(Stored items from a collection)
========================
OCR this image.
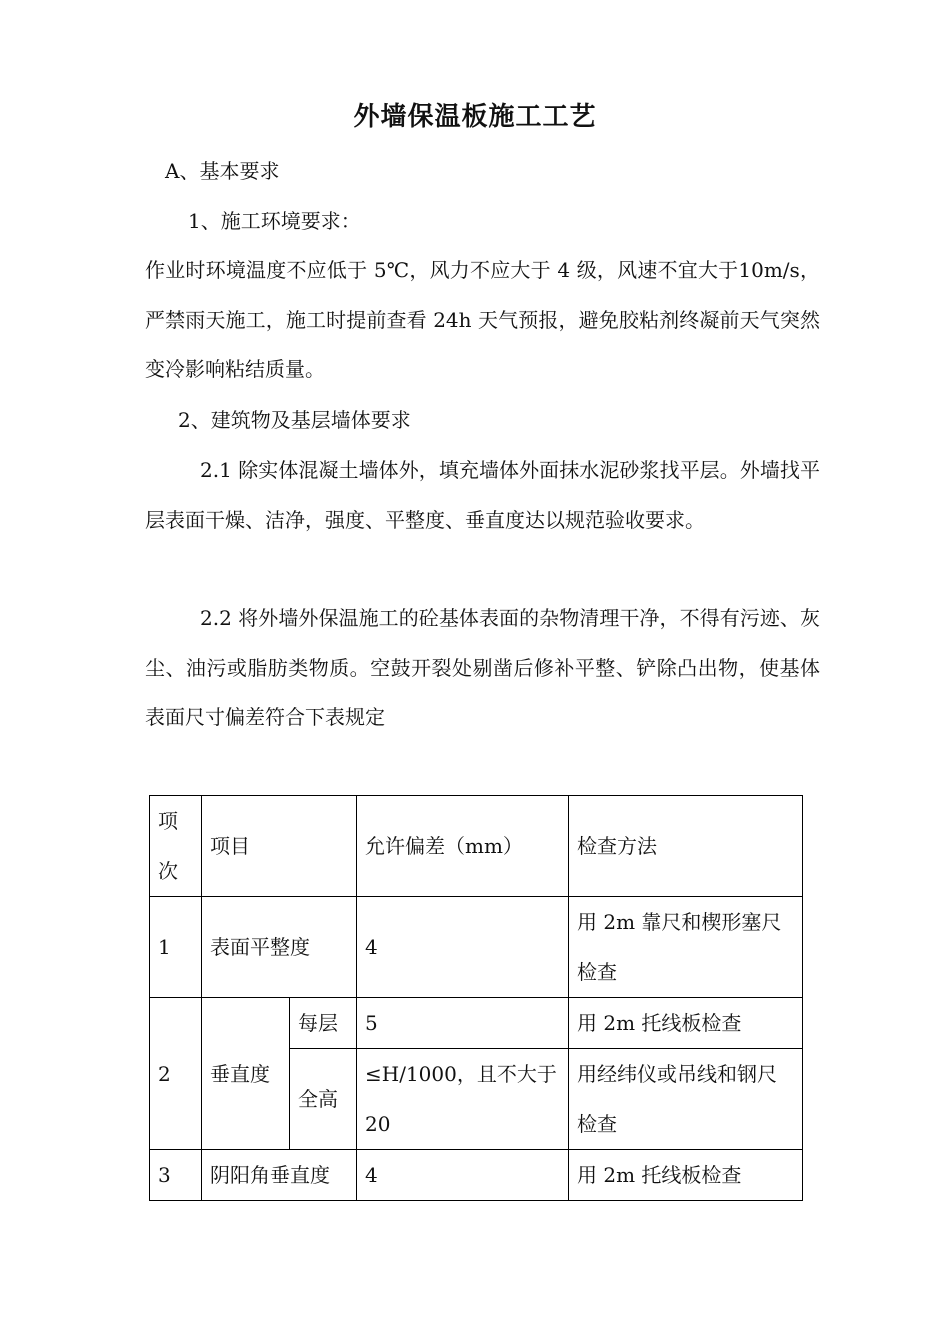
外墙保温板施工工艺
A、基本要求
1、施工环境要求：
作业时环境温度不应低于 5℃，风力不应大于 4 级，风速不宜大于10m/s，严禁雨天施工，施工时提前查看 24h 天气预报，避免胶粘剂终凝前天气突然变冷影响粘结质量。
2、建筑物及基层墙体要求
2.1 除实体混凝土墙体外，填充墙体外面抹水泥砂浆找平层。外墙找平层表面干燥、洁净，强度、平整度、垂直度达以规范验收要求。
2.2 将外墙外保温施工的砼基体表面的杂物清理干净，不得有污迹、灰尘、油污或脂肪类物质。空鼓开裂处剔凿后修补平整、铲除凸出物，使基体表面尺寸偏差符合下表规定
项次	项目		允许偏差（mm）	检查方法
1	表面平整度		4	用 2m 靠尺和楔形塞尺检查
2	垂直度	每层	5	用 2m 托线板检查
		全高	≤H/1000，且不大于20	用经纬仪或吊线和钢尺检查
3	阴阳角垂直度		4	用 2m 托线板检查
========================
* **What you need to do**: Copy out all the records exactly, excluding pictures.

* **Completed task**:
OCR this image.
外墙保温板施工工艺
A、基本要求
1、施工环境要求：
作业时环境温度不应低于 5℃，风力不应大于 4 级，风速不宜大于10m/s，严禁雨天施工，施工时提前查看 24h 天气预报，避免胶粘剂终凝前天气突然变冷影响粘结质量。
2、建筑物及基层墙体要求
2.1 除实体混凝土墙体外，填充墙体外面抹水泥砂浆找平层。外墙找平层表面干燥、洁净，强度、平整度、垂直度达以规范验收要求。
2.2 将外墙外保温施工的砼基体表面的杂物清理干净，不得有污迹、灰尘、油污或脂肪类物质。空鼓开裂处剔凿后修补平整、铲除凸出物，使基体表面尺寸偏差符合下表规定
项次	项目		允许偏差（mm）	检查方法
1	表面平整度		4	用 2m 靠尺和楔形塞尺检查
2	垂直度	每层	5	用 2m 托线板检查
		全高	≤H/1000，且不大于20	用经纬仪或吊线和钢尺检查
3	阴阳角垂直度		4	用 2m 托线板检查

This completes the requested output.